::: GELIEFERTE EINTRÄGE
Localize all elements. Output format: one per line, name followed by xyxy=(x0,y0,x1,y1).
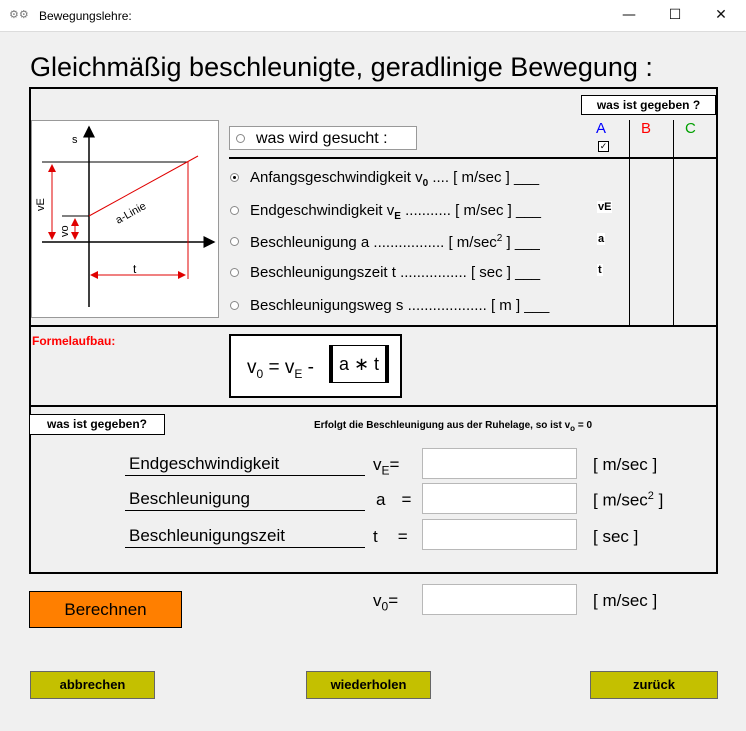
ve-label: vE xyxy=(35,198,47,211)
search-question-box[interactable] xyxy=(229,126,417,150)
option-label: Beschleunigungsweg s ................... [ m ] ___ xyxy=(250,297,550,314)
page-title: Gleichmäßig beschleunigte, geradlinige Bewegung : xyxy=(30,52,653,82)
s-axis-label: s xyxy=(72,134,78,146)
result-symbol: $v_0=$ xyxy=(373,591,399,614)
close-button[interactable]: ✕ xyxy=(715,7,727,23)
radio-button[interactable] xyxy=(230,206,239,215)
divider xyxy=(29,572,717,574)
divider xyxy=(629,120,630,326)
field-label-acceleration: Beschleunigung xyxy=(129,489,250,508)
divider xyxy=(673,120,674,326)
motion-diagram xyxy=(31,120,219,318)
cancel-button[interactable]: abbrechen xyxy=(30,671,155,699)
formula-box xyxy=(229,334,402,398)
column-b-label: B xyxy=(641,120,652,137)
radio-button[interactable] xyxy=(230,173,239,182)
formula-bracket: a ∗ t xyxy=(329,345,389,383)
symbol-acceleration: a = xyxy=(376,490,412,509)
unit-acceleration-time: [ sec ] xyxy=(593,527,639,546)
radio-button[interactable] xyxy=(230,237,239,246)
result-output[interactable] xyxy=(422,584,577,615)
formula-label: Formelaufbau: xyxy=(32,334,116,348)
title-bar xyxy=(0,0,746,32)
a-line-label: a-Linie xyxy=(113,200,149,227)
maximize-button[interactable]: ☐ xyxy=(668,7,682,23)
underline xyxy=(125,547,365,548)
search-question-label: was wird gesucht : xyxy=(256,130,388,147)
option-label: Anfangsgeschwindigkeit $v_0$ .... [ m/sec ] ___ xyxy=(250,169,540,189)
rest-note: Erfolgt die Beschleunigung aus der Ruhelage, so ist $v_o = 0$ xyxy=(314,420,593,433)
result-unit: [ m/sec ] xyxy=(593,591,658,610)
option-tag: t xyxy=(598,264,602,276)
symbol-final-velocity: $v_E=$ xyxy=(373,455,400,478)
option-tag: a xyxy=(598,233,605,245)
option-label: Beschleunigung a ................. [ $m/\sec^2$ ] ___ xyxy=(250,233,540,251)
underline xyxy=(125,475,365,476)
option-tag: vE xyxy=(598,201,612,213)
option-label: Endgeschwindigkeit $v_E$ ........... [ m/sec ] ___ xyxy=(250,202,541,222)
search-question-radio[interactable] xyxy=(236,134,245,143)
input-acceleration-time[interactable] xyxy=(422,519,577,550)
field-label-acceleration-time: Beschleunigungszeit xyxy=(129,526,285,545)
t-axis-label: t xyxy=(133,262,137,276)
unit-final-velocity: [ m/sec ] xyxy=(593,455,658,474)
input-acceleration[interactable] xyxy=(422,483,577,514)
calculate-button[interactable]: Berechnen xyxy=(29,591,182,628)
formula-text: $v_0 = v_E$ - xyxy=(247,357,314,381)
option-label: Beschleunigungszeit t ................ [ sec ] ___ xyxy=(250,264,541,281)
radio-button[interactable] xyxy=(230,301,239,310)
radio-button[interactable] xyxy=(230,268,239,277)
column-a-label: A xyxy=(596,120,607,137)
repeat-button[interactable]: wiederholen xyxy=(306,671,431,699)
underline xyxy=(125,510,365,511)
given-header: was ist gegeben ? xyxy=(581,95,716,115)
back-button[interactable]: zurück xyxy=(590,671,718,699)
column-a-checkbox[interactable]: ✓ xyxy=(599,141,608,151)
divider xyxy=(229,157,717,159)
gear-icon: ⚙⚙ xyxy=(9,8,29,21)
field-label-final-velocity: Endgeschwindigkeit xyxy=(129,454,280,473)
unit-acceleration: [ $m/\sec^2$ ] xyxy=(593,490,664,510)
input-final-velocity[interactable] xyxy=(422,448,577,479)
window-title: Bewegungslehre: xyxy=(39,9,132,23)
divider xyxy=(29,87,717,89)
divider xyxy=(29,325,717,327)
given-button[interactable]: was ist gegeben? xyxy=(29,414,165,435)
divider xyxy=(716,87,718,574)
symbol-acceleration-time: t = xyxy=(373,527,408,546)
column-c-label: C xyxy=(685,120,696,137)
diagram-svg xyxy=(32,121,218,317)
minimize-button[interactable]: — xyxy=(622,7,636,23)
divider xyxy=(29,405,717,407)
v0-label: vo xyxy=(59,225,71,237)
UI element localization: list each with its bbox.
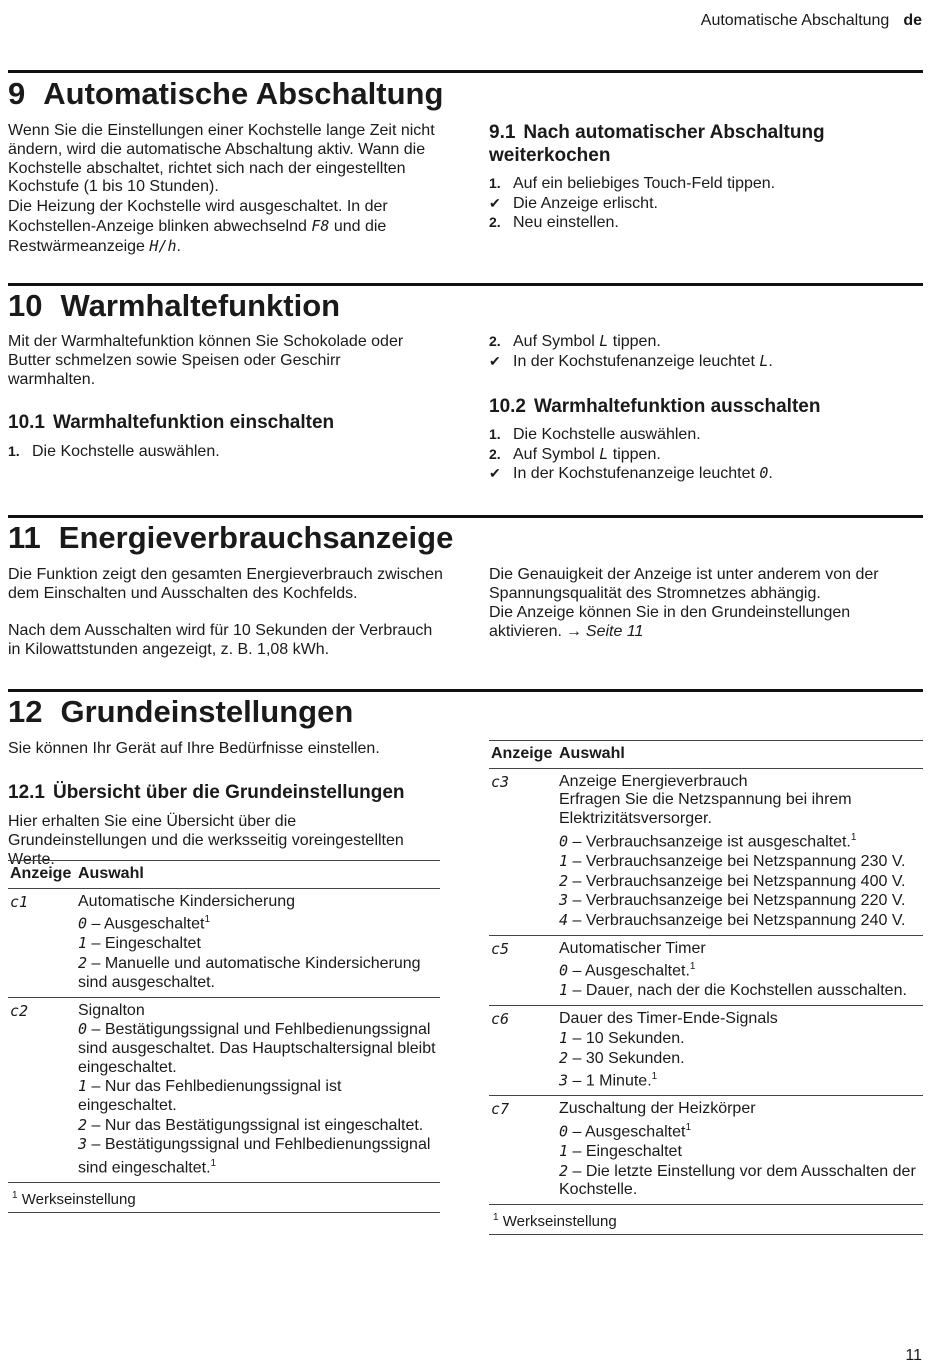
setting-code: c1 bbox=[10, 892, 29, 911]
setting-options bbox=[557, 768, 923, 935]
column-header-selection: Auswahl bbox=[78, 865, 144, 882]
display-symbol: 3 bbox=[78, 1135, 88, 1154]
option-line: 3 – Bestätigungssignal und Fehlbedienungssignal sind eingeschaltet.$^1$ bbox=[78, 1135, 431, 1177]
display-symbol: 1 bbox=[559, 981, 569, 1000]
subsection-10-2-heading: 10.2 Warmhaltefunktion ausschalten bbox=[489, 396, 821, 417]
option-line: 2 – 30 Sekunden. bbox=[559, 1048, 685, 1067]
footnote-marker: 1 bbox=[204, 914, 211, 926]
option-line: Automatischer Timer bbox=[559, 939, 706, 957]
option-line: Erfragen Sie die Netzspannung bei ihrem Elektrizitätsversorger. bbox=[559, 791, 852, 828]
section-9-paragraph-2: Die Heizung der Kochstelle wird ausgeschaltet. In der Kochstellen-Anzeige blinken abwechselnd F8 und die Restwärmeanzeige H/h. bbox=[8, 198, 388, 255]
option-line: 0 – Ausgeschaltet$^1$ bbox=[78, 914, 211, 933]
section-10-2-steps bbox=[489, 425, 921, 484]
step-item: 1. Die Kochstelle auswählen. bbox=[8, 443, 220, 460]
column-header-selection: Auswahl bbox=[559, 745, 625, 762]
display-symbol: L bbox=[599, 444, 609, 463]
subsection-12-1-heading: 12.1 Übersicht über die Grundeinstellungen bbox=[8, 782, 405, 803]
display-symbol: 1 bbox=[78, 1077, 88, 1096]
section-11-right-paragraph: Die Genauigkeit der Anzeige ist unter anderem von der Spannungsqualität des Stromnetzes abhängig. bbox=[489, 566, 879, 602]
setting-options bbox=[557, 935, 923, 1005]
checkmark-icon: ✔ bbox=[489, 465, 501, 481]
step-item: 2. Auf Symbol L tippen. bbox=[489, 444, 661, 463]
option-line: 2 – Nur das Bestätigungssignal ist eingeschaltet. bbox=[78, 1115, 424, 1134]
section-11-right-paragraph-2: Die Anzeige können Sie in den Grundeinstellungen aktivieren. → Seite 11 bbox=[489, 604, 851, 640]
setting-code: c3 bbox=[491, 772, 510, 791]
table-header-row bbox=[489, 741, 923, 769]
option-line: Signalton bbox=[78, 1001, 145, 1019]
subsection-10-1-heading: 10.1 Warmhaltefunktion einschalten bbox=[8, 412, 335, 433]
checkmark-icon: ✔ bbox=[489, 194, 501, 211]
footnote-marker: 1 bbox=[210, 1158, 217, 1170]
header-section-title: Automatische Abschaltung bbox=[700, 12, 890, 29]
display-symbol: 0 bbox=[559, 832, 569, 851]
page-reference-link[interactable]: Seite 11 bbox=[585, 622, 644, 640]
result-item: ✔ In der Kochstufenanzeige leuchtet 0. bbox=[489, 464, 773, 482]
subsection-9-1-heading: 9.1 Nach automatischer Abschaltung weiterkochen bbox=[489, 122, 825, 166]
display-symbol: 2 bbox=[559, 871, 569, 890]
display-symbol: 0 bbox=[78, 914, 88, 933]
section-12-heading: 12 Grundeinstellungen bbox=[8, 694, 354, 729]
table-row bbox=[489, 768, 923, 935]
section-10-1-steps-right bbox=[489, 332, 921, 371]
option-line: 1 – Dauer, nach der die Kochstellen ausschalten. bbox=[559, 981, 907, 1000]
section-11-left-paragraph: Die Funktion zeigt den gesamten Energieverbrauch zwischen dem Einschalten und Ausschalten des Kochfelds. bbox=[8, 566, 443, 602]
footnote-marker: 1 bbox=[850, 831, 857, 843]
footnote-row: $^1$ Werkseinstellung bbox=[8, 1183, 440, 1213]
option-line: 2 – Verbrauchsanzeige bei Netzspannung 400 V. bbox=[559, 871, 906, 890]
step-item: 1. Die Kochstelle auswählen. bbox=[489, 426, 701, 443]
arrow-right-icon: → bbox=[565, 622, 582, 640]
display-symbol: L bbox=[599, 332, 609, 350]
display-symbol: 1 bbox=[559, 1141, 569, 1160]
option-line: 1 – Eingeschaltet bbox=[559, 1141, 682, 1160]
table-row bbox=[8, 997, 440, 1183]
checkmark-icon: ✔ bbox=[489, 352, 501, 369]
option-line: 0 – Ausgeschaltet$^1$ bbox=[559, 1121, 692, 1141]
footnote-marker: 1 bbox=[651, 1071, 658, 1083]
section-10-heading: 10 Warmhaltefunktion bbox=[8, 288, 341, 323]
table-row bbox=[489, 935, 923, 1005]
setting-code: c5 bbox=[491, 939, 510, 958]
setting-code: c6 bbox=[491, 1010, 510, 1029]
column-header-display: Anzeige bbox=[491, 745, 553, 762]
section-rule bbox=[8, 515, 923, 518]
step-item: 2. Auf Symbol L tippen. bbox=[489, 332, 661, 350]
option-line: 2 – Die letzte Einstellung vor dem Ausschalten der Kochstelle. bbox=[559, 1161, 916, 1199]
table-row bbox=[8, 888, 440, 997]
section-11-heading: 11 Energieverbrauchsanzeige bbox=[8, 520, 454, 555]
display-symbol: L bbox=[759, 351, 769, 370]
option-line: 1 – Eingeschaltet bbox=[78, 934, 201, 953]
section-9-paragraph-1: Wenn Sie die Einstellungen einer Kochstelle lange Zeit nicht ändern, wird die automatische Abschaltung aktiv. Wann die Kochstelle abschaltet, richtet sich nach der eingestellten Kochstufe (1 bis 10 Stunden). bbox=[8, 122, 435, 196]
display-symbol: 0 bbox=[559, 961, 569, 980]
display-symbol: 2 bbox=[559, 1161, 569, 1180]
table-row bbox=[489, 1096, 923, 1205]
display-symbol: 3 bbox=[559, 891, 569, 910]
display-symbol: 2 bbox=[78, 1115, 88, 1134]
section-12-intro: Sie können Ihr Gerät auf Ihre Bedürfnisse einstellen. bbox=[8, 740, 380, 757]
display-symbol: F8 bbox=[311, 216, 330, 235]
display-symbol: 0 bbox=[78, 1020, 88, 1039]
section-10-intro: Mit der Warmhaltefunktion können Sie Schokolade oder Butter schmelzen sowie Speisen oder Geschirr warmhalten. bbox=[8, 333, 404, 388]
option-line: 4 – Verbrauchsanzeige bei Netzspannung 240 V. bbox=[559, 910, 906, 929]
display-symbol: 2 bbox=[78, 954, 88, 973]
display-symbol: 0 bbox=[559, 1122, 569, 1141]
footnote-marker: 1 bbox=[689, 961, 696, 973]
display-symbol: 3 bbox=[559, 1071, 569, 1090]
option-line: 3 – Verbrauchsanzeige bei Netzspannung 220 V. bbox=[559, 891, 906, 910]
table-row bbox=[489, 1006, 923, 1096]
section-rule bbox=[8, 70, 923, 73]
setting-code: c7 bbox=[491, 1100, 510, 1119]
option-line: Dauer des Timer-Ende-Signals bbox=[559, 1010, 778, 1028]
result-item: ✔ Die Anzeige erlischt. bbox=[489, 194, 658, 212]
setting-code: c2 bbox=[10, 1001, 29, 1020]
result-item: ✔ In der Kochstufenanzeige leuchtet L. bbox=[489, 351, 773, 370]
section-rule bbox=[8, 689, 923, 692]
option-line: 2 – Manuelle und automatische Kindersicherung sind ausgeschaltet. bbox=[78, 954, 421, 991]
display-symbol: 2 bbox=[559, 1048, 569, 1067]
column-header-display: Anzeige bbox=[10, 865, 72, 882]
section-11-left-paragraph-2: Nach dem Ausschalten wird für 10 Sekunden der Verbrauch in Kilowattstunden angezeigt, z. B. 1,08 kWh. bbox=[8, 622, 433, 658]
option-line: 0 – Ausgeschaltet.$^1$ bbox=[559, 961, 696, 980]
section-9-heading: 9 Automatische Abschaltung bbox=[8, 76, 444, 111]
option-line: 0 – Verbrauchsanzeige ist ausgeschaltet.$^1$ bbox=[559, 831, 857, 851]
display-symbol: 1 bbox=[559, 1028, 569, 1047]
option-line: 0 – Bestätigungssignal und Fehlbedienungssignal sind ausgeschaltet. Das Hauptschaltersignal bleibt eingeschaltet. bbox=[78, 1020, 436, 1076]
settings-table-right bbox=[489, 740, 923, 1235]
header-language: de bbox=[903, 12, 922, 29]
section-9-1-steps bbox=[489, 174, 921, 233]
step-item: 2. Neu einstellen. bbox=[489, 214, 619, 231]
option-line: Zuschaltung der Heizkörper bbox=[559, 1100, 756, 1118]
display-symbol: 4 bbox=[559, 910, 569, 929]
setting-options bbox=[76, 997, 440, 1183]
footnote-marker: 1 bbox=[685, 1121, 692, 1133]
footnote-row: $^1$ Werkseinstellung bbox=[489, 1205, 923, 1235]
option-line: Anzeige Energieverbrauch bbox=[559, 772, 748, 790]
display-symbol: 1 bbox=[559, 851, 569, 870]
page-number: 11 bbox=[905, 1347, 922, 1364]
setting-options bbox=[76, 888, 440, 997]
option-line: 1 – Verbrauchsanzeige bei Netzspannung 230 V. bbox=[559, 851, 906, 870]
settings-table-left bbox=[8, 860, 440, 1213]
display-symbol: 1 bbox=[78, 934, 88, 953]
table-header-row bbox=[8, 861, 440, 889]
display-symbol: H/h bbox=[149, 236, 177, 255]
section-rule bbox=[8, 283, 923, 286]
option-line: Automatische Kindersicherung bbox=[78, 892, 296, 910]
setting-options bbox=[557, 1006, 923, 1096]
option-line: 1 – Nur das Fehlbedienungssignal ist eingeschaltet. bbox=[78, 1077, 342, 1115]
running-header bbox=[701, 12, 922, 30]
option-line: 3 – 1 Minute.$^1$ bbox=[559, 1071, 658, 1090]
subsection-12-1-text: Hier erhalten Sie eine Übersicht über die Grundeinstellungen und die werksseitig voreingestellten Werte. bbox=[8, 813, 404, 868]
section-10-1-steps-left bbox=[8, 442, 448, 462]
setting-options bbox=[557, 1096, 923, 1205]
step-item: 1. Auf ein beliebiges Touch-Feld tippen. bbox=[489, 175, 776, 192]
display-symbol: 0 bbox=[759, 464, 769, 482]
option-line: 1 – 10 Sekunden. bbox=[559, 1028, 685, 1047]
::::::
AUFGABENSTELLUNG
Gib aus den Daten oben die Zeilen unverändert wieder, und zwar ab der Zeile mit "ve-label: vE xyxy=(35,198,47,211)" bis einschließlich der Zeile mit "result-symbol: $v_0=$ xyxy=(373,591,399,614)".

ÜBUNGSERGEBNIS
ve-label: vE xyxy=(35,198,47,211)
search-question-box[interactable] xyxy=(229,126,417,150)
option-label: Beschleunigungsweg s ................... [ m ] ___ xyxy=(250,297,550,314)
page-title: Gleichmäßig beschleunigte, geradlinige Bewegung : xyxy=(30,52,653,82)
s-axis-label: s xyxy=(72,134,78,146)
result-symbol: $v_0=$ xyxy=(373,591,399,614)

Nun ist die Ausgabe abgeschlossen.